**Records provided**
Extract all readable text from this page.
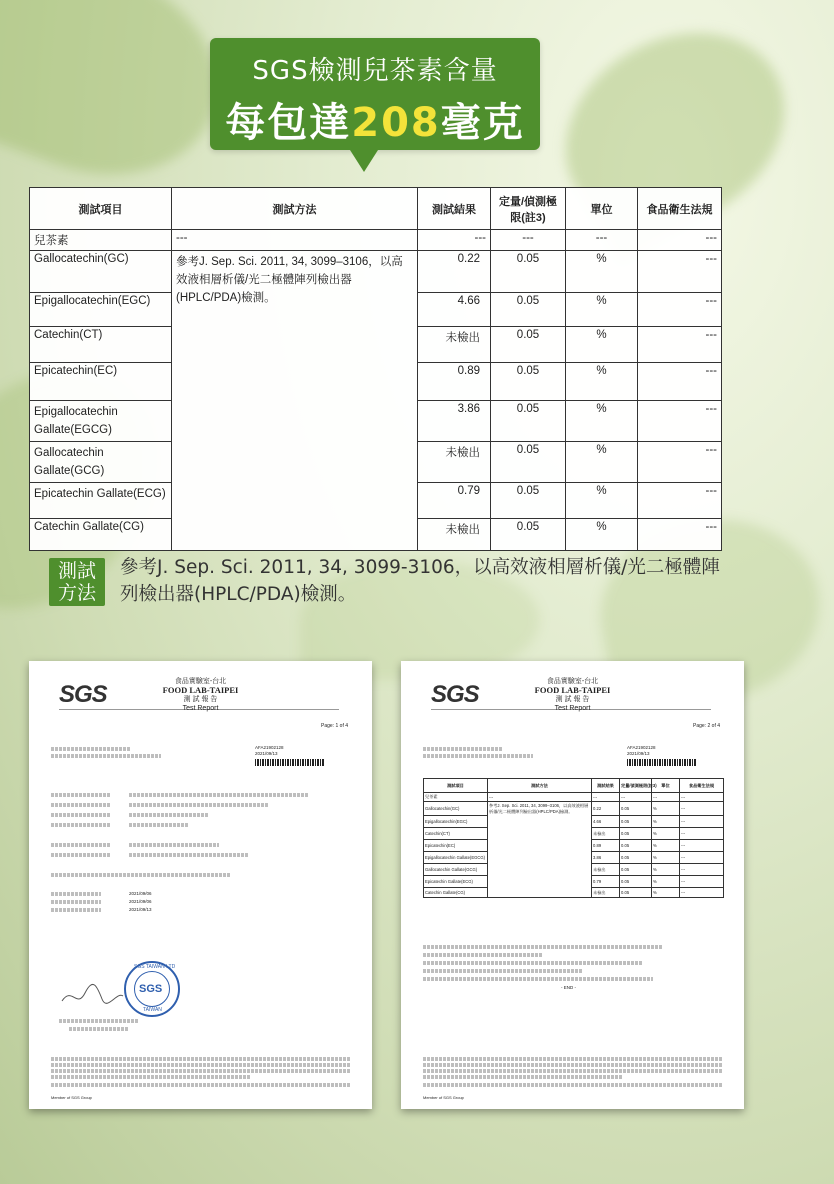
SGS檢測兒茶素含量
每包達208毫克
測試項目	測試方法	測試結果	定量/偵測極限(註3)	單位	食品衛生法規
兒茶素	---	---	---	---	---
Gallocatechin(GC)	參考J. Sep. Sci. 2011, 34, 3099–3106，以高效液相層析儀/光二極體陣列檢出器(HPLC/PDA)檢測。	0.22	0.05	%	---
Epigallocatechin(EGC)		4.66	0.05	%	---
Catechin(CT)		未檢出	0.05	%	---
Epicatechin(EC)		0.89	0.05	%	---
Epigallocatechin Gallate(EGCG)		3.86	0.05	%	---
Gallocatechin Gallate(GCG)		未檢出	0.05	%	---
Epicatechin Gallate(ECG)		0.79	0.05	%	---
Catechin Gallate(CG)		未檢出	0.05	%	---
測試
方法
參考J. Sep. Sci. 2011, 34, 3099-3106，以高效液相層析儀/光二極體陣列檢出器(HPLC/PDA)檢測。
SGS	食品實驗室-台北
FOOD LAB-TAIPEI
測 試 報 告
Test Report
Page: 1 of 4
AFA21902128
2021/09/13
2021/09/06
2021/09/06
2021/09/13
SGS TAIWAN LTD
SGS
TAIWAN
Member of SGS Group
SGS	食品實驗室-台北
FOOD LAB-TAIPEI
測 試 報 告
Test Report
Page: 2 of 4
AFA21902128
2021/09/13
測試項目	測試方法	測試結果	定量/偵測極限(註3)	單位	食品衛生法規
兒茶素	---	---	---	---	---
Gallocatechin(GC)	參考J. Sep. Sci. 2011, 34, 3099–3106，以高效液相層析儀/光二極體陣列檢出器(HPLC/PDA)檢測。	0.22	0.05	%	---
Epigallocatechin(EGC)		4.66	0.05	%	---
Catechin(CT)		未檢出	0.05	%	---
Epicatechin(EC)		0.89	0.05	%	---
Epigallocatechin Gallate(EGCG)		3.86	0.05	%	---
Gallocatechin Gallate(GCG)		未檢出	0.05	%	---
Epicatechin Gallate(ECG)		0.79	0.05	%	---
Catechin Gallate(CG)		未檢出	0.05	%	---
- END -
Member of SGS Group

**Task directions**
Retype every entry verbatim and exclude the pictures from the copy.

**Solved problem**
Extract all readable text from this page.
SGS檢測兒茶素含量
每包達208毫克
測試項目	測試方法	測試結果	定量/偵測極限(註3)	單位	食品衛生法規
兒茶素	---	---	---	---	---
Gallocatechin(GC)	參考J. Sep. Sci. 2011, 34, 3099–3106，以高效液相層析儀/光二極體陣列檢出器(HPLC/PDA)檢測。	0.22	0.05	%	---
Epigallocatechin(EGC)		4.66	0.05	%	---
Catechin(CT)		未檢出	0.05	%	---
Epicatechin(EC)		0.89	0.05	%	---
Epigallocatechin Gallate(EGCG)		3.86	0.05	%	---
Gallocatechin Gallate(GCG)		未檢出	0.05	%	---
Epicatechin Gallate(ECG)		0.79	0.05	%	---
Catechin Gallate(CG)		未檢出	0.05	%	---
測試
方法
參考J. Sep. Sci. 2011, 34, 3099-3106，以高效液相層析儀/光二極體陣列檢出器(HPLC/PDA)檢測。
SGS	食品實驗室-台北
FOOD LAB-TAIPEI
測 試 報 告
Test Report
Page: 1 of 4
AFA21902128
2021/09/13
2021/09/06
2021/09/06
2021/09/13
SGS TAIWAN LTD
SGS
TAIWAN
Member of SGS Group
SGS	食品實驗室-台北
FOOD LAB-TAIPEI
測 試 報 告
Test Report
Page: 2 of 4
AFA21902128
2021/09/13
測試項目	測試方法	測試結果	定量/偵測極限(註3)	單位	食品衛生法規
兒茶素	---	---	---	---	---
Gallocatechin(GC)	參考J. Sep. Sci. 2011, 34, 3099–3106，以高效液相層析儀/光二極體陣列檢出器(HPLC/PDA)檢測。	0.22	0.05	%	---
Epigallocatechin(EGC)		4.66	0.05	%	---
Catechin(CT)		未檢出	0.05	%	---
Epicatechin(EC)		0.89	0.05	%	---
Epigallocatechin Gallate(EGCG)		3.86	0.05	%	---
Gallocatechin Gallate(GCG)		未檢出	0.05	%	---
Epicatechin Gallate(ECG)		0.79	0.05	%	---
Catechin Gallate(CG)		未檢出	0.05	%	---
- END -
Member of SGS Group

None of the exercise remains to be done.